--- Start Stored records ---

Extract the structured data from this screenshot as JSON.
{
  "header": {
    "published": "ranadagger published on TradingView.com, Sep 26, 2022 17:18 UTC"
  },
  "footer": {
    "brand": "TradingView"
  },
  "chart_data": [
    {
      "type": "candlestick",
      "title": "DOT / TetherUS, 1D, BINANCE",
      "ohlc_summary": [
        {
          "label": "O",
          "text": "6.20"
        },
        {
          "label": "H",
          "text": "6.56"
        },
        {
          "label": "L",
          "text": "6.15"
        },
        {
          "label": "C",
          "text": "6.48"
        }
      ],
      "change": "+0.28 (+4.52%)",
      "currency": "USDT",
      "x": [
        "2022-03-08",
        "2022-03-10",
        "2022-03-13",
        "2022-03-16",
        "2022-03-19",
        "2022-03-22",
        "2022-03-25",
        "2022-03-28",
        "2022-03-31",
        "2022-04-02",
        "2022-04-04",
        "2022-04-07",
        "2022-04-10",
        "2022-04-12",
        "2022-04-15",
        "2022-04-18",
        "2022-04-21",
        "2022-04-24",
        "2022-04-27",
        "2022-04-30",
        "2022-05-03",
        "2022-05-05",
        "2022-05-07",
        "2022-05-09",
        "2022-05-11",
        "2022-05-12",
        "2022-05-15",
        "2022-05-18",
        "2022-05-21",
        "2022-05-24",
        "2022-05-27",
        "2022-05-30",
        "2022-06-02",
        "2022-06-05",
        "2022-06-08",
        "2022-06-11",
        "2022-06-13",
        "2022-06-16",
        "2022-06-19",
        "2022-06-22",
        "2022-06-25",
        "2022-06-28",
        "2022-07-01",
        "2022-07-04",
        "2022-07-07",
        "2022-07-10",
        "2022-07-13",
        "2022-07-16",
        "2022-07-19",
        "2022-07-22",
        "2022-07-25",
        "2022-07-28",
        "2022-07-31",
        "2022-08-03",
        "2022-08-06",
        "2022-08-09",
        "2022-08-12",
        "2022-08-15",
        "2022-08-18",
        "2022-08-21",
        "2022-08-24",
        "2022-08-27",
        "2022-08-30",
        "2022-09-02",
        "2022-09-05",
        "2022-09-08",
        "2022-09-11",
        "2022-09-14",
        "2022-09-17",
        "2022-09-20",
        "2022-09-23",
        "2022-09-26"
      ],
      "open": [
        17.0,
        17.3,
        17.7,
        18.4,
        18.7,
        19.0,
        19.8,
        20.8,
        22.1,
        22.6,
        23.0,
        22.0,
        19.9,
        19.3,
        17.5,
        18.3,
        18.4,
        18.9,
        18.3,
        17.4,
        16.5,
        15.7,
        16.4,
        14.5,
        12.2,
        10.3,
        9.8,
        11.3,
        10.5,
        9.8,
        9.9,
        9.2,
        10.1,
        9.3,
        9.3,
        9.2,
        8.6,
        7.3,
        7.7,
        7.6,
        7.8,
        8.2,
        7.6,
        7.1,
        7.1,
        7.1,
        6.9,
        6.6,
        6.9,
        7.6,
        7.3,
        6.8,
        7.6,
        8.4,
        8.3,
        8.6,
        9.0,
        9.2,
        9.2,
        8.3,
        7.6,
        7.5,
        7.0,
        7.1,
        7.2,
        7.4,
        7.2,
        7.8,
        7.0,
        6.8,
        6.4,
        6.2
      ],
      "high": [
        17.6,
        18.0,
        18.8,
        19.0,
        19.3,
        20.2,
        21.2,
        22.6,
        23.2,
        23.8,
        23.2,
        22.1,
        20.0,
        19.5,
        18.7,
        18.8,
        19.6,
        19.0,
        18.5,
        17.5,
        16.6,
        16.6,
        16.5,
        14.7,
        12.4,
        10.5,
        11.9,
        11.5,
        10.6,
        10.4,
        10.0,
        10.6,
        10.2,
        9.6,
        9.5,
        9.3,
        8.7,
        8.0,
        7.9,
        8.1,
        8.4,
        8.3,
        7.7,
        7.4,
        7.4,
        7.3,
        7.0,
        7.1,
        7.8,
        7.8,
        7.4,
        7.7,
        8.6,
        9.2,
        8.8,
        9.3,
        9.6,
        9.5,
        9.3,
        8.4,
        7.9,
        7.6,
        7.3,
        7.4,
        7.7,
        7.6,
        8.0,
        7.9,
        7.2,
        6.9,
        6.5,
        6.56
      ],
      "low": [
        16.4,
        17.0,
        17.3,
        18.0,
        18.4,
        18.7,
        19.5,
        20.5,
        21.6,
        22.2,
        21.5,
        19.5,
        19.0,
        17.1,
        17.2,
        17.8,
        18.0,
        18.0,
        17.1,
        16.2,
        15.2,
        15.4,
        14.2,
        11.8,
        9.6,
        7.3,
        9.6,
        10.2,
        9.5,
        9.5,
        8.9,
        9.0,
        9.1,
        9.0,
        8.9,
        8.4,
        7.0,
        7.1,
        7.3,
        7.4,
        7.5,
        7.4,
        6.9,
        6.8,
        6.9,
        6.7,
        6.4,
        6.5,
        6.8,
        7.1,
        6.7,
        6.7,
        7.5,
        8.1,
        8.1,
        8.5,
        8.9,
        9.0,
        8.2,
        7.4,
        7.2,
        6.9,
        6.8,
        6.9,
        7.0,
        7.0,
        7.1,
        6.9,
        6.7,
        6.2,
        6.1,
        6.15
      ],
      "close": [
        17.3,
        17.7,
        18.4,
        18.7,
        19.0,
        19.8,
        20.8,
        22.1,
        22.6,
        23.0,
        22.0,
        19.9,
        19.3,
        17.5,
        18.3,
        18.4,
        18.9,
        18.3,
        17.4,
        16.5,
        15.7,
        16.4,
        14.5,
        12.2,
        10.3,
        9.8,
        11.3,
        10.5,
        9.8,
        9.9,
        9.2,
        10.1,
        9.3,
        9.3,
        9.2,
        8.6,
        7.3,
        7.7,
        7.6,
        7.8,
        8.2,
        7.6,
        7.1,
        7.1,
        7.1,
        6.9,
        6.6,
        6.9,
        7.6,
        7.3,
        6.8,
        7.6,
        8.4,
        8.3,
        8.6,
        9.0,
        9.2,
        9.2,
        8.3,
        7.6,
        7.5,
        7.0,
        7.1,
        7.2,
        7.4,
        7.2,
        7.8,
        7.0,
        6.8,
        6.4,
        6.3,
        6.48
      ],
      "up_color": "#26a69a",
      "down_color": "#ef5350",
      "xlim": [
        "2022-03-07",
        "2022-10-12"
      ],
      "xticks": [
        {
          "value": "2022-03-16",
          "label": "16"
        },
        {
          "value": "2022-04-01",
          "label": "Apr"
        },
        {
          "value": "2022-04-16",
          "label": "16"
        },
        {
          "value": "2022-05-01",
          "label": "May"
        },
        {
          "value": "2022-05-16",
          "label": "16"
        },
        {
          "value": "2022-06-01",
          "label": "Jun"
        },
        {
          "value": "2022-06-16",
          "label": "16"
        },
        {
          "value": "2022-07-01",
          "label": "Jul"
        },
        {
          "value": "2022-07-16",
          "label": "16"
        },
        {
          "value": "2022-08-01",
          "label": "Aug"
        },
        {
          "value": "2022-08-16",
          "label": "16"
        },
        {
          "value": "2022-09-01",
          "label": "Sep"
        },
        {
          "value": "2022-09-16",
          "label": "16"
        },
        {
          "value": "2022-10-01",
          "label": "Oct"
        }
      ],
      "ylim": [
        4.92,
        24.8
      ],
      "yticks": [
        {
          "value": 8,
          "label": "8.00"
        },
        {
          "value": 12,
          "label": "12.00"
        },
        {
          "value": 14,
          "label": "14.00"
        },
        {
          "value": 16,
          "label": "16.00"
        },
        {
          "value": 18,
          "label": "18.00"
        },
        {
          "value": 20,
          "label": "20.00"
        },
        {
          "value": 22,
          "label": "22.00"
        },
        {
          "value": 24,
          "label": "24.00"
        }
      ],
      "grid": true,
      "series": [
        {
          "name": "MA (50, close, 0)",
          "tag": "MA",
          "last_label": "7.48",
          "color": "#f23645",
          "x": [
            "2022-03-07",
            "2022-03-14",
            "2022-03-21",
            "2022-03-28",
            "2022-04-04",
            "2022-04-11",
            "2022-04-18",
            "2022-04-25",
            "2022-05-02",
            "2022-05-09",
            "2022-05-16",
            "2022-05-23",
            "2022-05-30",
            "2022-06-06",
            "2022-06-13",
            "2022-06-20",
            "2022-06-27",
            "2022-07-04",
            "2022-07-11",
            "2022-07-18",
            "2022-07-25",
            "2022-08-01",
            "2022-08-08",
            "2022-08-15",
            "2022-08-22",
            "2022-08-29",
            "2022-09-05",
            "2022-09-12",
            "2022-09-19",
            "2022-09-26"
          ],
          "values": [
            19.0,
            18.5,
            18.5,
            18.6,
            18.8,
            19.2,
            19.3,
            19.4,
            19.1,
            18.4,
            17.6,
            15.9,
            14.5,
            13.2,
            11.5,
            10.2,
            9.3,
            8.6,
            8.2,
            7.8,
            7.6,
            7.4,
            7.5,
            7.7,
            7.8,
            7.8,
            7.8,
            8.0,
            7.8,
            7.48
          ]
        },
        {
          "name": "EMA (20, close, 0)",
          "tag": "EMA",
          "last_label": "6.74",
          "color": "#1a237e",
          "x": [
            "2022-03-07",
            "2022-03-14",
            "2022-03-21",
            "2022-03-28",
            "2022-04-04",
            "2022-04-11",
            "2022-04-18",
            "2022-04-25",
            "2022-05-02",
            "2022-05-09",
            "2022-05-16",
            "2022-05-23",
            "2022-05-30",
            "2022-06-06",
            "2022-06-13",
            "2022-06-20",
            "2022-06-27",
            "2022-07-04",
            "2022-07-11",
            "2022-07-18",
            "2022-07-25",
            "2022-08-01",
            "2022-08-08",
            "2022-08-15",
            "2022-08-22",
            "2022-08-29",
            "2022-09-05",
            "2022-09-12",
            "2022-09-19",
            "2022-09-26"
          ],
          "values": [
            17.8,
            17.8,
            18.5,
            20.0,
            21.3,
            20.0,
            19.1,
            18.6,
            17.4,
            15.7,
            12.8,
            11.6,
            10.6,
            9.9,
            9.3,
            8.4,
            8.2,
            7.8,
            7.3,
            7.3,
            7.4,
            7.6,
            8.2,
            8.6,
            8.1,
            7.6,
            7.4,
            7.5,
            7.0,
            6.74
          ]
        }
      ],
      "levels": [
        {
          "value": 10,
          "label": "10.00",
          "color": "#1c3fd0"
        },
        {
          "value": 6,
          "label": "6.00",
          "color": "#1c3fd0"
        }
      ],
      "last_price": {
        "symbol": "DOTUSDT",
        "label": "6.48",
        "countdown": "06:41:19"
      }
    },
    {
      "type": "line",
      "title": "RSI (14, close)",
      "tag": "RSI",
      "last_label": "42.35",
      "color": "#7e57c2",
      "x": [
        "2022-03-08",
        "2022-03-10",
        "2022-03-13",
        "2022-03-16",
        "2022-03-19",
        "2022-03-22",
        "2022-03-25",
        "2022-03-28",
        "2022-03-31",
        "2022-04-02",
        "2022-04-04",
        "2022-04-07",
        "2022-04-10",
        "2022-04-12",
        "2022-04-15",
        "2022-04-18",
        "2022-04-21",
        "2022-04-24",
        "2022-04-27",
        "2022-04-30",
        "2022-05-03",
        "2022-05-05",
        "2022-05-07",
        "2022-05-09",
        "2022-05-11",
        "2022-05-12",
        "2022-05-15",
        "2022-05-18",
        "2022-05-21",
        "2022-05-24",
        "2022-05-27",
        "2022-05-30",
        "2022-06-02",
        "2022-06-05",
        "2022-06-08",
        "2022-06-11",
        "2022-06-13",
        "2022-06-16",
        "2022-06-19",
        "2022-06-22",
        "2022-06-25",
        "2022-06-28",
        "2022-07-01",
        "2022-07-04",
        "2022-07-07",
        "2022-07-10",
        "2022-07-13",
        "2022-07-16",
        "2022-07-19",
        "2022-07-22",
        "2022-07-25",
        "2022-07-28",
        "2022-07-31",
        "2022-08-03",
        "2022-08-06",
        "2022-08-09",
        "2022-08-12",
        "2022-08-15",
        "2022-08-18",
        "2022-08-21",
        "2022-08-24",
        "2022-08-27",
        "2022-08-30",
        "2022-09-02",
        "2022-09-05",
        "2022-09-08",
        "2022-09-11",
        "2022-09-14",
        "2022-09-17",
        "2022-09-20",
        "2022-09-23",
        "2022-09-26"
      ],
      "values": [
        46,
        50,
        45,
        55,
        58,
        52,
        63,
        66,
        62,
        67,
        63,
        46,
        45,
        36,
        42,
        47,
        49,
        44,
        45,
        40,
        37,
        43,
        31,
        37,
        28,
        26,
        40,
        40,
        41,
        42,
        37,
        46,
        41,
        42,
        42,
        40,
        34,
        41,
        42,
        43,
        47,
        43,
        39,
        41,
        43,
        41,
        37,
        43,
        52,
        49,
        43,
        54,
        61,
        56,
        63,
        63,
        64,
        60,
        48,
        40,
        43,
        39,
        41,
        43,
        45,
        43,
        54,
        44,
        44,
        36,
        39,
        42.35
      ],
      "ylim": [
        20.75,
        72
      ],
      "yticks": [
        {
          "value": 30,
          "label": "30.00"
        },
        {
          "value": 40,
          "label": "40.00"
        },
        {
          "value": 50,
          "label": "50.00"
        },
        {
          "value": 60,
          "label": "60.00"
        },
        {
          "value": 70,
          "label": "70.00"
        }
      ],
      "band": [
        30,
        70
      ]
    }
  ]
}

--- End Stored records ---

# Short task:
Using the listing above, list every line in which the string "close" occurs.

# Full answer:
      "close": [
          "name": "MA (50, close, 0)",
          "name": "EMA (20, close, 0)",
      "title": "RSI (14, close)",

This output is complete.